■ **Stored records**
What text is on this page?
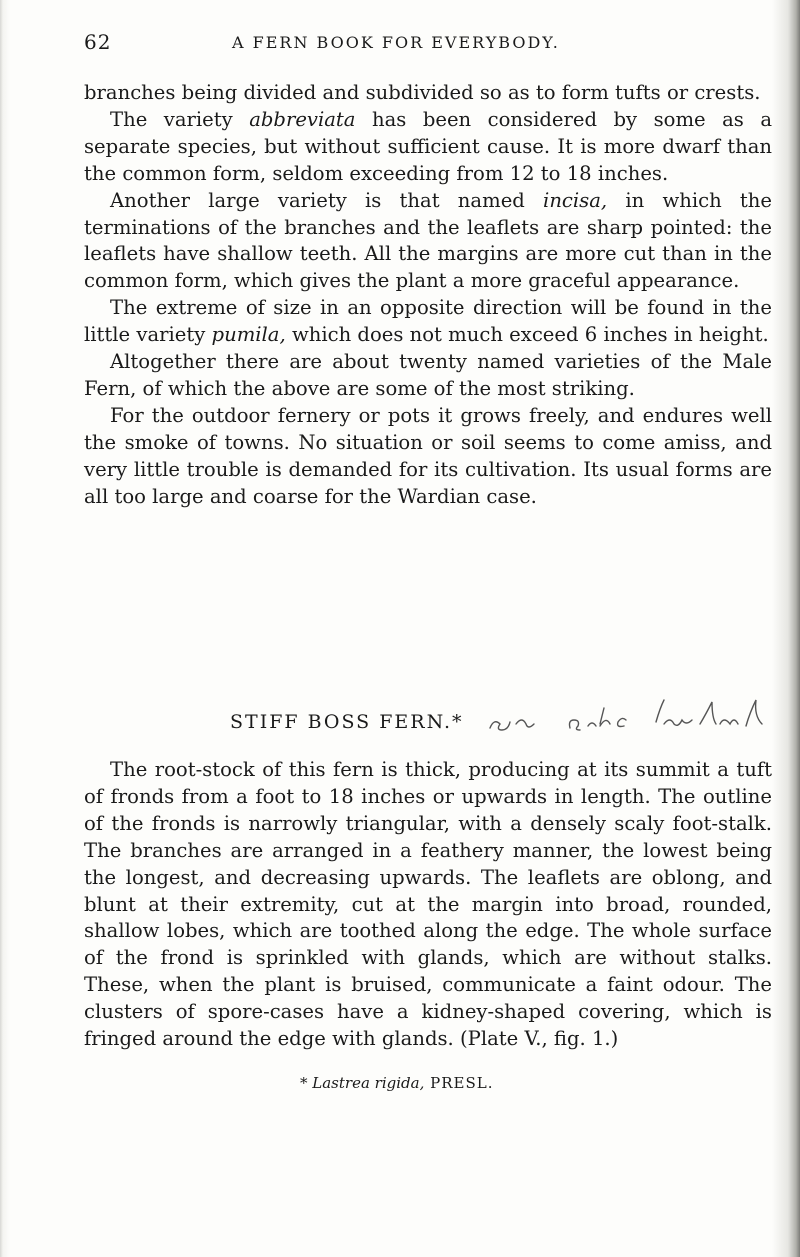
62	A FERN BOOK FOR EVERYBODY.

branches being divided and subdivided so as to form tufts or crests.

The variety abbreviata has been considered by some as a separate species, but without sufficient cause. It is more dwarf than the common form, seldom exceeding from 12 to 18 inches.

Another large variety is that named incisa, in which the terminations of the branches and the leaflets are sharp pointed: the leaflets have shallow teeth. All the margins are more cut than in the common form, which gives the plant a more graceful appearance.

The extreme of size in an opposite direction will be found in the little variety pumila, which does not much exceed 6 inches in height.

Altogether there are about twenty named varieties of the Male Fern, of which the above are some of the most striking.

For the outdoor fernery or pots it grows freely, and endures well the smoke of towns. No situation or soil seems to come amiss, and very little trouble is demanded for its cultivation. Its usual forms are all too large and coarse for the Wardian case.

STIFF BOSS FERN.*

The root-stock of this fern is thick, producing at its summit a tuft of fronds from a foot to 18 inches or upwards in length. The outline of the fronds is narrowly triangular, with a densely scaly foot-stalk. The branches are arranged in a feathery manner, the lowest being the longest, and decreasing upwards. The leaflets are oblong, and blunt at their extremity, cut at the margin into broad, rounded, shallow lobes, which are toothed along the edge. The whole surface of the frond is sprinkled with glands, which are without stalks. These, when the plant is bruised, communicate a faint odour. The clusters of spore-cases have a kidney-shaped covering, which is fringed around the edge with glands. (Plate V., fig. 1.)

* Lastrea rigida, PRESL.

■ **Aim of the task**
All of the entries need to be transcribed word for word; pictures are left out.

■ **Response for this exercise**
What text is on this page?
62	A FERN BOOK FOR EVERYBODY.

branches being divided and subdivided so as to form tufts or crests.

The variety abbreviata has been considered by some as a separate species, but without sufficient cause. It is more dwarf than the common form, seldom exceeding from 12 to 18 inches.

Another large variety is that named incisa, in which the terminations of the branches and the leaflets are sharp pointed: the leaflets have shallow teeth. All the margins are more cut than in the common form, which gives the plant a more graceful appearance.

The extreme of size in an opposite direction will be found in the little variety pumila, which does not much exceed 6 inches in height.

Altogether there are about twenty named varieties of the Male Fern, of which the above are some of the most striking.

For the outdoor fernery or pots it grows freely, and endures well the smoke of towns. No situation or soil seems to come amiss, and very little trouble is demanded for its cultivation. Its usual forms are all too large and coarse for the Wardian case.

STIFF BOSS FERN.*

The root-stock of this fern is thick, producing at its summit a tuft of fronds from a foot to 18 inches or upwards in length. The outline of the fronds is narrowly triangular, with a densely scaly foot-stalk. The branches are arranged in a feathery manner, the lowest being the longest, and decreasing upwards. The leaflets are oblong, and blunt at their extremity, cut at the margin into broad, rounded, shallow lobes, which are toothed along the edge. The whole surface of the frond is sprinkled with glands, which are without stalks. These, when the plant is bruised, communicate a faint odour. The clusters of spore-cases have a kidney-shaped covering, which is fringed around the edge with glands. (Plate V., fig. 1.)

* Lastrea rigida, PRESL.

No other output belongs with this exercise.